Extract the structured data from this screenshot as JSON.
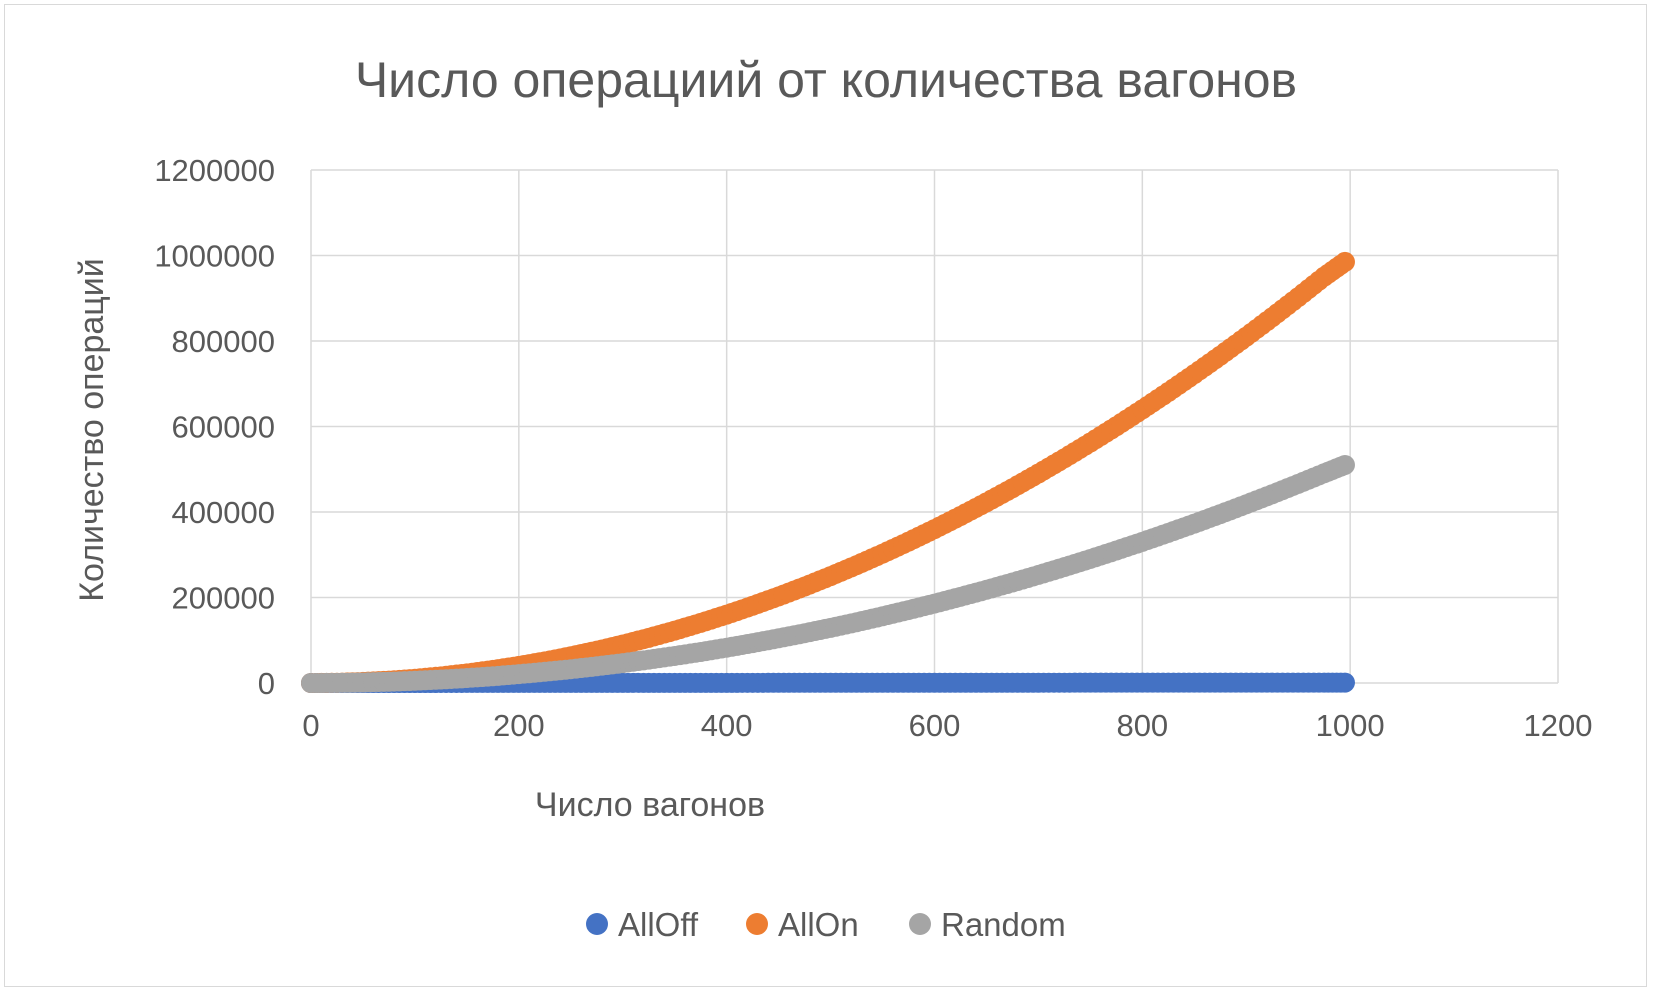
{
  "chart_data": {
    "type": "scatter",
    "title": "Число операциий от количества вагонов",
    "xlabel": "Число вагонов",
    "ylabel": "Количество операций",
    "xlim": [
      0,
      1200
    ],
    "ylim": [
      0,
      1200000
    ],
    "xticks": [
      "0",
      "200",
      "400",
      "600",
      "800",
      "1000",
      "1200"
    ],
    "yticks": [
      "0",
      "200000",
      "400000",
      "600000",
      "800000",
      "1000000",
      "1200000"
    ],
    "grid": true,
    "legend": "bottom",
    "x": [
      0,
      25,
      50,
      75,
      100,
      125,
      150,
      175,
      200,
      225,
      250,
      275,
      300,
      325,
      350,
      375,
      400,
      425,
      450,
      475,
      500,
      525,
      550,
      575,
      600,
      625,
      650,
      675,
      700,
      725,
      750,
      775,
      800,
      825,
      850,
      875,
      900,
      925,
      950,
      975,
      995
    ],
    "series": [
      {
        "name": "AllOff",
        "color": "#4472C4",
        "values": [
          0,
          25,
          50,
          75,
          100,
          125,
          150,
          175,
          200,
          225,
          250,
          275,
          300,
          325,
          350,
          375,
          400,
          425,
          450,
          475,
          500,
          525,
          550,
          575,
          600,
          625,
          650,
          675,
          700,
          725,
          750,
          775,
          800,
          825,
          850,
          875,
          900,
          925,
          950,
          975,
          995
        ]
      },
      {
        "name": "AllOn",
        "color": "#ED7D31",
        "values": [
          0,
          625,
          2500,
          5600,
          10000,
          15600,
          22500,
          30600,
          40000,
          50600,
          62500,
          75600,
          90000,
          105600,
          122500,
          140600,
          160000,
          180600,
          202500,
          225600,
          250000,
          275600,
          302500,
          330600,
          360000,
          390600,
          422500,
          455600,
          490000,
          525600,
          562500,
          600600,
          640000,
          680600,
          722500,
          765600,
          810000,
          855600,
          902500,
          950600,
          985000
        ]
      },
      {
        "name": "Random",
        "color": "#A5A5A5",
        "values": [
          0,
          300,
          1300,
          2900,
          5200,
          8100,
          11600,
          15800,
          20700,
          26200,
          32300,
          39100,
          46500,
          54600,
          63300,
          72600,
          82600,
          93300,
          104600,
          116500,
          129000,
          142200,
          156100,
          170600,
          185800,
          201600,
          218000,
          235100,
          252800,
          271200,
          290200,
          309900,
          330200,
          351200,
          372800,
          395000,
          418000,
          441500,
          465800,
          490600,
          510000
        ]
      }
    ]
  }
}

════

■ Short task
Going through the entries above, report how many lines include the string "вагонов". The number alone is the answer.

■ Answer in full
2